Tarefa proposta a:
De acordo com o trecho do documento, por que o presidente da Câmara acabou recebendo a parte da denúncia sobre falhas atribuídas à Presidenta da República no exercício de 2015? Responda em até três frases.

--- Trecho do documento ---

Entretanto, as ilações sobre o envolvimento da presidenta não foram
admitidas no ato de recepção da denúncia pelo então presidente da Câmara
dos Deputados, que sequer recebeu a denúncia com a imputação à
Presidenta da República de supostos desvios que decorreriam da
reprovação das contas do Poder Executivo referentes ao ano de 2014 pelo
Tribunal de Contas da União. Inúmeros juristas já haviam manifestado que
fatos de mandatos anteriores não poderiam ser objeto de processo de
impeachment. Não obstante, por força de uma apressada ampliação da
denúncia, em uma segunda versão, restaram recebidas pelo presidente da
Câmara a parte da denúncia concernentes a falhas atribuídas à Presidenta
da República no exercício de 2015: seis decretos de abertura de crédito
suplementares sem autorização do Congresso e um caso da chamada
“pedalada fiscal”.

---

Tarefa proposta b:
Reescreva como tabela Markdown, com as colunas "Nº" e "Linha", a parte dos registros que começa na linha que contém "- chevron-up-icon[interactable]: ⌃: [1083, 492, 1097, 503]" e termina na linha que contém "- overlay-name: X_Dosa_JudDml2020", ambas incluídas. Numere cada linha e omita as linhas em branco.

--- Dados a utilizar ---

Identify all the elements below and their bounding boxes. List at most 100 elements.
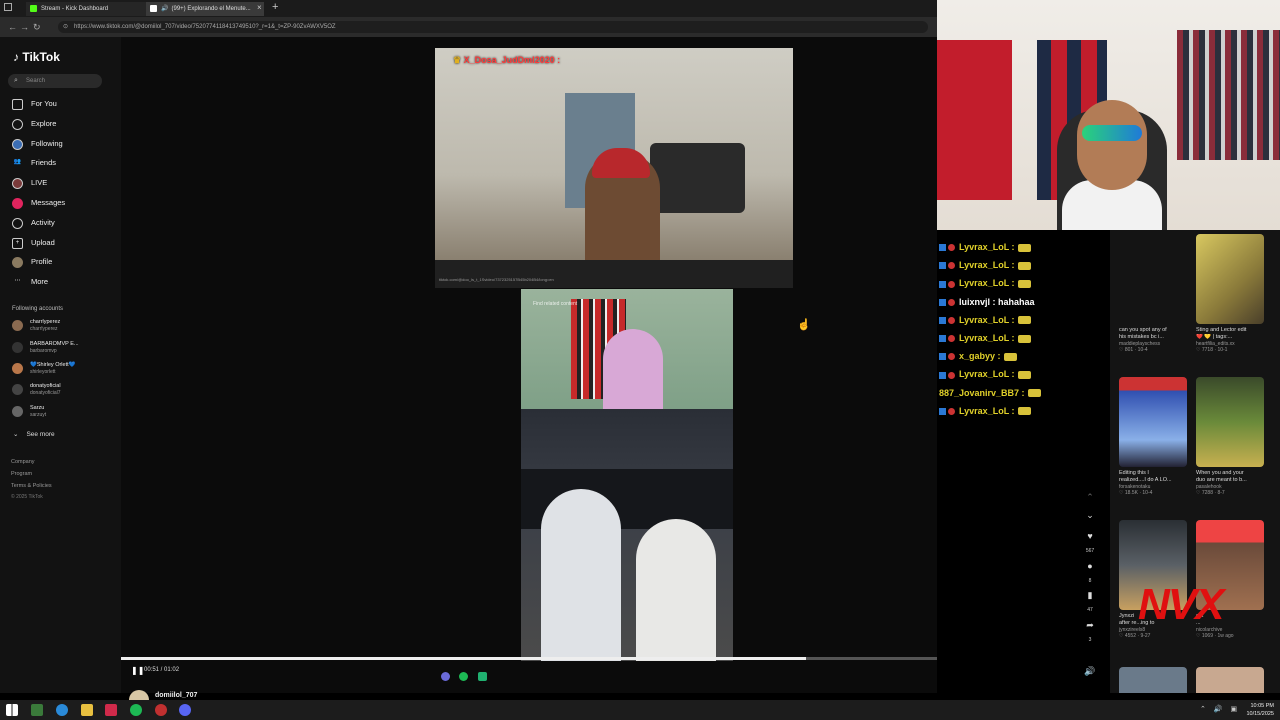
- chevron-up-icon[interactable]: ⌃: [1083, 492, 1097, 503]
- avatar: [12, 342, 23, 353]
- sub-badge-icon: [948, 298, 955, 306]
- nav-upload[interactable]: + Upload: [12, 237, 55, 249]
- nvx-watermark: NVX: [1138, 580, 1224, 629]
- back-icon[interactable]: ←: [8, 22, 17, 32]
- volume-icon[interactable]: 🔊: [1083, 666, 1097, 677]
- overlay-name: X_Dosa_JudDml2020 :: [463, 55, 561, 65]
- chat-message: Lyvrax_LoL :: [939, 258, 1031, 272]
- feed-meta: ♡ 1069 · 1w ago: [1196, 633, 1234, 639]
- heart-icon[interactable]: ♥: [1083, 531, 1097, 541]
- app-icon[interactable]: [155, 704, 167, 716]
- feed-card[interactable]: can you spot any of his mistakes bc i...…: [1119, 234, 1189, 353]
- forward-icon[interactable]: →: [20, 22, 29, 32]
- video-time: 00:51 / 01:02: [144, 667, 180, 673]
- discord-icon[interactable]: [179, 704, 191, 716]
- footer-program[interactable]: Program: [11, 471, 32, 477]
- windows-start-icon[interactable]: [6, 704, 18, 716]
- nav-label: Messages: [31, 198, 66, 207]
- taskbar-clock[interactable]: 10:05 PM 10/15/2025: [1246, 702, 1274, 718]
- pink-hoodie: [603, 329, 663, 409]
- chat-message: Lyvrax_LoL :: [939, 331, 1031, 345]
- avatar: [12, 320, 23, 331]
- account-handle: barbaromvp: [30, 348, 57, 354]
- nav-live[interactable]: LIVE: [12, 177, 47, 189]
- emote-icon: [1017, 407, 1031, 416]
- nav-messages[interactable]: Messages: [12, 197, 65, 209]
- account-name: donatyoficial: [30, 383, 61, 389]
- nav-explore[interactable]: Explore: [12, 118, 56, 130]
- nav-for-you[interactable]: For You: [12, 98, 57, 110]
- nav-following[interactable]: Following: [12, 138, 63, 150]
- kick-icon: [30, 4, 37, 12]
- window-menu-icon[interactable]: [4, 3, 12, 11]
- spotify-icon[interactable]: [130, 704, 142, 716]
- nav-activity[interactable]: Activity: [12, 217, 55, 229]
- search-icon: ⌕: [14, 77, 18, 84]
- feed-thumbnail-partial[interactable]: [1119, 667, 1187, 693]
- sub-badge-icon: [948, 244, 955, 252]
- chat-username: 887_Jovanirv_BB7 :: [939, 387, 1025, 398]
- footer-copyright: © 2025 TikTok: [11, 494, 43, 500]
- app-icon[interactable]: [31, 704, 43, 716]
- feed-meta: ♡ 801 · 10-4: [1119, 347, 1148, 353]
- feed-card[interactable]: When you and your duo are meant to b... …: [1196, 377, 1266, 496]
- chat-username: x_gabyy :: [959, 351, 1001, 362]
- mouse-cursor-icon: ☝: [797, 319, 811, 331]
- like-count: 567: [1085, 548, 1095, 554]
- feed-thumbnail: [1196, 234, 1264, 324]
- tab-kick-dashboard[interactable]: Stream - Kick Dashboard: [26, 2, 146, 16]
- game-character-cap: [636, 519, 716, 661]
- comment-icon[interactable]: ●: [1083, 561, 1097, 571]
- browser-icon[interactable]: [56, 704, 68, 716]
- avatar: [12, 406, 23, 417]
- new-tab-button[interactable]: +: [272, 1, 278, 13]
- nav-friends[interactable]: 👥 Friends: [12, 157, 56, 169]
- tab-tiktok[interactable]: 🔊 (99+) Explorando el Menute...: [146, 2, 264, 16]
- site-info-icon[interactable]: ⊙: [63, 21, 68, 33]
- tiktok-sidebar: ♪ TikTok ⌕ Search For You Explore Follow…: [0, 37, 121, 693]
- live-icon: [12, 177, 23, 189]
- tiktok-logo[interactable]: ♪ TikTok: [13, 50, 60, 64]
- tab-label: Stream - Kick Dashboard: [41, 6, 109, 12]
- app-icon: [478, 672, 487, 681]
- chevron-down-icon: ⌄: [13, 431, 19, 438]
- account-handle: donatyoficial7: [30, 390, 61, 396]
- compass-icon: [12, 118, 23, 130]
- close-tab-icon[interactable]: ×: [257, 3, 262, 12]
- see-more-label: See more: [26, 431, 55, 438]
- feed-card[interactable]: Sting and Lector edit ❤️ 💛 | tags:... he…: [1196, 234, 1266, 353]
- video-author[interactable]: domiilol_707: [155, 692, 197, 699]
- emote-icon: [1017, 280, 1031, 289]
- friends-icon: 👥: [13, 158, 22, 165]
- share-icon[interactable]: ➦: [1083, 620, 1097, 631]
- search-input[interactable]: ⌕ Search: [8, 74, 102, 88]
- app-icon[interactable]: [105, 704, 117, 716]
- feed-title-2: duo are meant to b...: [1196, 477, 1247, 483]
- folder-icon[interactable]: [81, 704, 93, 716]
- footer-company[interactable]: Company: [11, 459, 35, 465]
- account-handle: shirleyorlett: [30, 369, 56, 375]
- sub-badge-icon: [948, 407, 955, 415]
- system-tray-icons[interactable]: ⌃ 🔊 ▣: [1200, 705, 1240, 713]
- feed-meta: ♡ 4552 · 9-27: [1119, 633, 1151, 639]
- emote-icon: [1027, 389, 1041, 398]
- nav-profile[interactable]: Profile: [12, 256, 52, 268]
- emote-icon: [1003, 352, 1017, 361]
- chevron-down-icon[interactable]: ⌄: [1083, 510, 1097, 521]
- url-input[interactable]: ⊙ https://www.tiktok.com/@domiilol_707/v…: [58, 21, 928, 33]
- following-accounts-title: Following accounts: [12, 306, 64, 312]
- sub-badge-icon: [948, 262, 955, 270]
- see-more-link[interactable]: ⌄ See more: [13, 430, 55, 438]
- feed-card[interactable]: Editing this I realized....I do A LO... …: [1119, 377, 1189, 496]
- brand-label: TikTok: [22, 50, 60, 64]
- save-count: 47: [1087, 607, 1093, 613]
- pause-icon[interactable]: ❚❚: [131, 666, 144, 675]
- reload-icon[interactable]: ↻: [33, 22, 41, 32]
- account-handle: charrlyperez: [30, 326, 58, 332]
- sub-badge-icon: [948, 280, 955, 288]
- bookmark-icon[interactable]: ▮: [1083, 590, 1097, 601]
- feed-thumbnail-partial[interactable]: [1196, 667, 1264, 693]
- nav-more[interactable]: ⋯ More: [12, 276, 49, 288]
- feed-title: Editing this I: [1119, 470, 1149, 476]
- footer-terms[interactable]: Terms & Policies: [11, 483, 52, 489]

---

Resposta correta a:
Essa parte foi recebida por força de uma apressada ampliação da denúncia, apresentada em uma segunda versão. Assim, o presidente da Câmara recebeu as acusações sobre seis decretos de abertura de crédito suplementar sem autorização do Congresso e sobre um caso da chamada “pedalada fiscal”.

Resposta correta b:
| Nº | Linha |
|---|---|
| 1 | - chevron-up-icon[interactable]: ⌃: [1083, 492, 1097, 503] |
| 2 | - avatar: [12, 342, 23, 353] |
| 3 | - sub-badge-icon: [948, 298, 955, 306] |
| 4 | - nav-upload[interactable]: + Upload: [12, 237, 55, 249] |
| 5 | - nvx-watermark: NVX: [1138, 580, 1224, 629] |
| 6 | - back-icon[interactable]: ←: [8, 22, 17, 32] |
| 7 | - volume-icon[interactable]: 🔊: [1083, 666, 1097, 677] |
| 8 | - overlay-name: X_Dosa_JudDml2020 :: [463, 55, 561, 65] |